General Andrew J. Goodpaster, USA (Ret.), Senior Fellow,
Eisenhower Institute; former Staff Secretary and Defense
Liaison Officer to President Eisenhower; and former Commander-in-Chief,
United States European Command and Supreme Allied Commander,
Europe
Panel Chairman:
Dr. Robert L. Pfaltzgraff, Jr., President,
Institute for Foreign Policy Analysis, and Shelby Cullom
Davis Professor of International Security Studies, The
Fletcher School of Law and Diplomacy, Tufts University
PFALTZGRAFF:
General Andy Goodpaster is senior fellow of the Eisenhower
Institute, Chairman Emeritus of the George C. Marshall
Foundation. He has had, as all of you in this room well
know, a distinguished United States Army career.
Among his many accomplishments
it that career, having been recalled to service to serve
as Superintendent of the United States Military Academy
at West Point when they needed him there. He was Supreme
Allied Commander, Europe. He was Commandant of the National
War College and he was Staff Secretary and Defense Liaison
Officer to President Eisenhower between 1954 and 1961.
So no panel would be complete without having General
Goodpaster here as well as Susan Eisenhower. So, it
is with great pleasure that I welcome both of these
panel members and give them the choice: If you wish
to sit down you may do that or you may stand, whatever
you would prefer to do to give us what you wish to tell
us about this important period as we set the stage.
Susan.
GOODPASTER:
Good morning ladies and gentlemen. It’s a great
pleasure to be here. I see many friends as I look around
the room. I see many colleagues who’ve participated
in one way or another in some of the nuclear activities
and the policy issues pertaining to nuclear issues.
I welcome the opportunity that this meeting affords
and I draw your attention to Susan’s final remarks
as to what remains to be done. A lot remains to be done
and I applaud the initiative of the organizers of this,
to my mind, very important conclave.
We recognize, of course,
that nuclear issues present themselves in new and different
forms today. Yet there are concerns that continue and
needs for action as Susan so clearly outlined. I’m
going to just try to off a few additional remarks and
highlights based on Dwight Eisenhower’s thoughts
and actions as his presidency began and as I drew from
working with him over a great many years. The “Atoms
for Peace” speech was a very useful encapsulation
for this purpose of his thoughts and actions.

Supplied entries -
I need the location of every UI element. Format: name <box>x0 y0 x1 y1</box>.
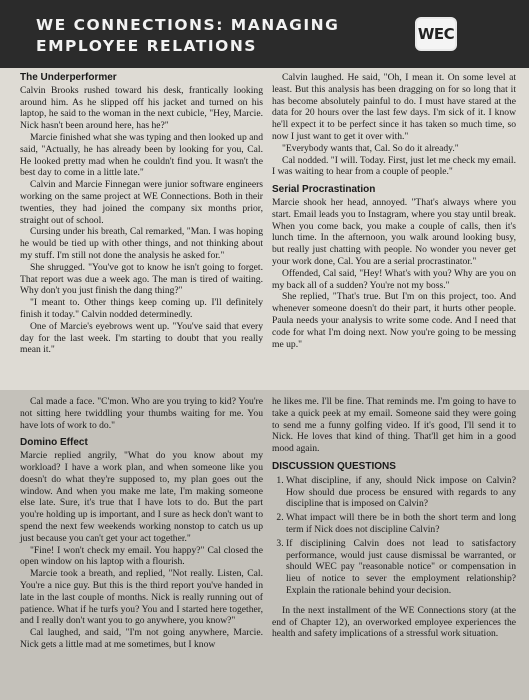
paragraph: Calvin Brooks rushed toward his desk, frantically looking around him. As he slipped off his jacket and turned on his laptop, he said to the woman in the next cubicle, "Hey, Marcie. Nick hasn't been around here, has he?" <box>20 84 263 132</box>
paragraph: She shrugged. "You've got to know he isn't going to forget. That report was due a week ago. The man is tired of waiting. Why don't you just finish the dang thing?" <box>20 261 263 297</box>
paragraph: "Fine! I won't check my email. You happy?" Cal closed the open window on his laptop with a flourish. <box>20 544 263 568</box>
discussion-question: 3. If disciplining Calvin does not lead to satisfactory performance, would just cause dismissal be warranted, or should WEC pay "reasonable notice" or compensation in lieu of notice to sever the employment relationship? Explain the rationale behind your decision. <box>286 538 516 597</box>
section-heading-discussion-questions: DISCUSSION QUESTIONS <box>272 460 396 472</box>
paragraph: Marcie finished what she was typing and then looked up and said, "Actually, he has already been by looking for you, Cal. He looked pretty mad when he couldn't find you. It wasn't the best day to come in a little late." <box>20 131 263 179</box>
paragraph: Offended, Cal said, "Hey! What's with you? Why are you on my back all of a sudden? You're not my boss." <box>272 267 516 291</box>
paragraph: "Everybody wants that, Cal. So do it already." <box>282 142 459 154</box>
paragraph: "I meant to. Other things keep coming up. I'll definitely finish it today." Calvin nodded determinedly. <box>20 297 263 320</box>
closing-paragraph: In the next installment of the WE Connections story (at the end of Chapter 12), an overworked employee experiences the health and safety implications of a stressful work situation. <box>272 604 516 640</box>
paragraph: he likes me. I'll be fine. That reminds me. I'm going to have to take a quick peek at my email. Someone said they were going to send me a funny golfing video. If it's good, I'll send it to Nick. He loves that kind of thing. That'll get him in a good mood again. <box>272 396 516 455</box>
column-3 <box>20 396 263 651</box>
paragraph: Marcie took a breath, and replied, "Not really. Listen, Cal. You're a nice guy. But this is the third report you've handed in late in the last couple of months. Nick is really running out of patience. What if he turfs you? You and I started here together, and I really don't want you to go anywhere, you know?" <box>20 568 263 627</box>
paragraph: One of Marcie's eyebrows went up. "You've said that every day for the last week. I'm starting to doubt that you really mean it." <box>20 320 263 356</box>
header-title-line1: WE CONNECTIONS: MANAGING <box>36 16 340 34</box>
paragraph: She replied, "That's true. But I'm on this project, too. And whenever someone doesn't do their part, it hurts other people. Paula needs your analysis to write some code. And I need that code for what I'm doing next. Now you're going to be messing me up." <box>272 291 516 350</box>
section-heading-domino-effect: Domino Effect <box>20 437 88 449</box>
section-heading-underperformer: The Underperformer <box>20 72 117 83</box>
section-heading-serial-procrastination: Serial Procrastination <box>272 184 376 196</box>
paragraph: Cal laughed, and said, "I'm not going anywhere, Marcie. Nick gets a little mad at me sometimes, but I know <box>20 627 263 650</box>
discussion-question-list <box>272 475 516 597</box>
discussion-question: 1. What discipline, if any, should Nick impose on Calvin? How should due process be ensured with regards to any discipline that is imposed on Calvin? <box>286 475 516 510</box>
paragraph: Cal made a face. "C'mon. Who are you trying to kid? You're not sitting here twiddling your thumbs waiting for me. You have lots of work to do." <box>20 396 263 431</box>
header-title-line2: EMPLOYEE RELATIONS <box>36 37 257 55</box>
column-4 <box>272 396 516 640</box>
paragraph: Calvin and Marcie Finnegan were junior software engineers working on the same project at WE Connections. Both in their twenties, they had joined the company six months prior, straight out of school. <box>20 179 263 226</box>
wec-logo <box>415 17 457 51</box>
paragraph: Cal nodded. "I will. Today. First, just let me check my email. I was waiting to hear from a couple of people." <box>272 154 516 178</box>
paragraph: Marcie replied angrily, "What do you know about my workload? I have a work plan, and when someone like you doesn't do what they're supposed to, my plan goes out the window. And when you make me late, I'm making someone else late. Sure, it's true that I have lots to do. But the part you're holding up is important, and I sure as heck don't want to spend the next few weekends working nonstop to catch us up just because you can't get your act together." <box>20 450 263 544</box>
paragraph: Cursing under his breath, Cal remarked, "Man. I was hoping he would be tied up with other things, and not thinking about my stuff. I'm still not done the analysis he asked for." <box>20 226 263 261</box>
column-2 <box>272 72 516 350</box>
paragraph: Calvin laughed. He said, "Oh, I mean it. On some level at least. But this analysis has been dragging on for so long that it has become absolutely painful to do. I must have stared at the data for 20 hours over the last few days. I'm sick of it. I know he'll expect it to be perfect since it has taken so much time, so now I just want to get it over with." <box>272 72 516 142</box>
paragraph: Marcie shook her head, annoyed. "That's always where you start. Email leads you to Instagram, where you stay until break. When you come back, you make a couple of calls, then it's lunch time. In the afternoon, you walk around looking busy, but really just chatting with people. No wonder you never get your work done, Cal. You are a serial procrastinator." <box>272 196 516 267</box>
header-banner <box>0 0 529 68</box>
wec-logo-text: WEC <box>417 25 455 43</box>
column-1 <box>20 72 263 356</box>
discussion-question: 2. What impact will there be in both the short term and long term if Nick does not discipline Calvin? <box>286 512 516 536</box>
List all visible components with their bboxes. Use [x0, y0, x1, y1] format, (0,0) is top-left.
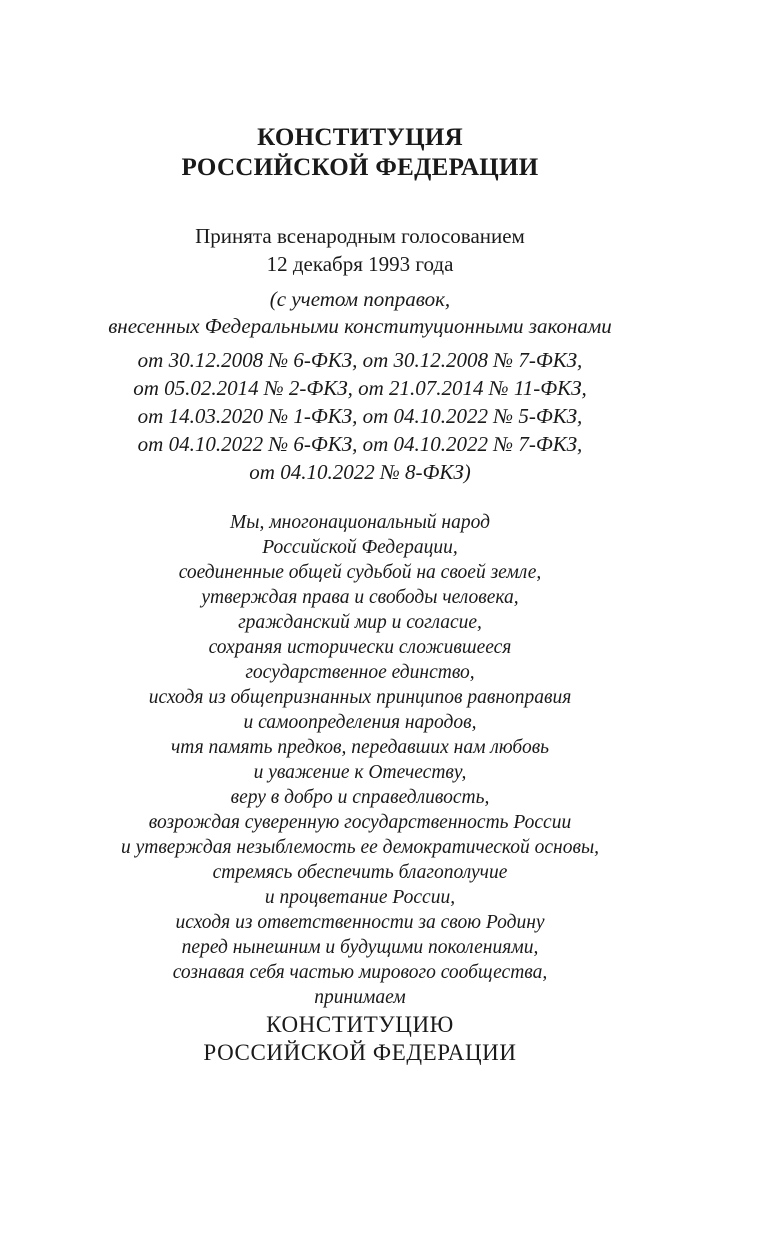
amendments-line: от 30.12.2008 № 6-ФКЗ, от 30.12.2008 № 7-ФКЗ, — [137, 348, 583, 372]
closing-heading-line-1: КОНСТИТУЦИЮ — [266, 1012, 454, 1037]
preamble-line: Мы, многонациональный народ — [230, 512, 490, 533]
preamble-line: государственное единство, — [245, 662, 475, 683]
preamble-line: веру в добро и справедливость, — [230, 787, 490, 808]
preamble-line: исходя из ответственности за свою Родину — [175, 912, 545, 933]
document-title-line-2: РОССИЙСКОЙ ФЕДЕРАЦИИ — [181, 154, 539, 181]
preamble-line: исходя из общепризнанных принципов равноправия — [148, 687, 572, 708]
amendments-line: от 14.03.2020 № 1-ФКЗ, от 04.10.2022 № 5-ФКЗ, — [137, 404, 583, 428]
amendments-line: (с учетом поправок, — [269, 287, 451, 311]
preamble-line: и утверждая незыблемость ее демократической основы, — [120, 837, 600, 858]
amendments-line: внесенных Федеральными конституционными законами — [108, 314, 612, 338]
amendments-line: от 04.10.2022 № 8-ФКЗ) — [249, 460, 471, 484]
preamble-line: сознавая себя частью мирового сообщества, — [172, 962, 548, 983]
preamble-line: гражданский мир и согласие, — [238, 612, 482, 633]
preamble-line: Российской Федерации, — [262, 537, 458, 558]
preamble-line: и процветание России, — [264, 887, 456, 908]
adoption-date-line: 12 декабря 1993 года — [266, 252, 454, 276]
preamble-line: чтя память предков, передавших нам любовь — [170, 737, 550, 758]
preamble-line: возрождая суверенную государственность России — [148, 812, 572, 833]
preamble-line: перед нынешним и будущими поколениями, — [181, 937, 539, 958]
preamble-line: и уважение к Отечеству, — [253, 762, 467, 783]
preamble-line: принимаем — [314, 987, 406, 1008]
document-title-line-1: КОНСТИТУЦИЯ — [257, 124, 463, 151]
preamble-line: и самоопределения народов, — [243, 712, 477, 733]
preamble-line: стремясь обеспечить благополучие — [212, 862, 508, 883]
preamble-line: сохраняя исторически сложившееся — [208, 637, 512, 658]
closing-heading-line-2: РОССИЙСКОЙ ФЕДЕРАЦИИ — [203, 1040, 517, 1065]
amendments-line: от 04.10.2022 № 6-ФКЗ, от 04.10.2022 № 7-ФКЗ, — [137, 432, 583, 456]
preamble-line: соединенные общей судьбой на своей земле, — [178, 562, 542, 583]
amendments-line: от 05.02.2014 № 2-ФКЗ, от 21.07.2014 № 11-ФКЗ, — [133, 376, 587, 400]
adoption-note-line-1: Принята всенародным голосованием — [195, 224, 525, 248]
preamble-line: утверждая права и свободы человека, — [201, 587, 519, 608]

What to work on -
1 > In the panel transcript, the chairman introduces General Goodpaster in the passage beginning "General Andy Goodpaster is senior fellow." List every position or title that passage says he has held.
2 > According to the panel transcript, during which years was Goodpaster Staff Secretary and Defense Liaison Officer to President Eisenhower?
3 > Resume the panel transcript from the point where Goodpaster's remarks stop.

Written answers -
1 >
- Senior fellow of the Eisenhower Institute
- Chairman Emeritus of the George C. Marshall Foundation
- Superintendent of the United States Military Academy at West Point
- Supreme Allied Commander, Europe
- Commandant of the National War College
- Staff Secretary and Defense Liaison Officer to President Eisenhower

2 > He held those posts between 1954 and 1961.

3 >
And I’ll talk in
the context that meant so much to me, the context of
presidential responsibilities. And I’d like to
quote from something that he, himself, wrote a few years
after the conclusion of this presidency during the time
that he reflected on it, “In insuring the nation’s
security, the role of the president is central. It is
his highest concern and his primary duty. No other responsibility
demands more of his attention and effort, even though
many others are of great significance to the nation.”
The key questions to my mind that he had in his mind,
what could harm people and countries and, specifically,
our people and our country, and second, what to do about
it, a question that he learned from General Marshall
when the two worked closely together.
His outstanding concerns,
I believe, were two, basically, and some that derive
from that, the Soviet Union’s animosity as manifest
during the Cold War, and the massively militarized confrontation
between the West and the Soviet Union; and the second,
nuclear weapons in large, rapidly growing numbers soon
to include thermo-nuclear weapons in large numbers.
And it was the combination of these two that were of
particular concern. They posed a mortal danger to the
United States and its allies and, indeed, to the whole
of world civilization.
And the situation was
stalemated on a dead center, so to speak, with danger
of an accelerating arms race and the events that could
trigger a nuclear holocaust. Dwight Eisenhower brought
to this situation unparalleled understanding and hands
on experience. As Chief of Staff of the Army, he began
his deep study and intense concern over the dangers
that were posed. He then served as the informal Chairman
of the Joint Chiefs of Staff during the time of his
presidency of Columbia University and they, in turn,
deeply pondered the implications for the future deriving
from the nuclear weapons.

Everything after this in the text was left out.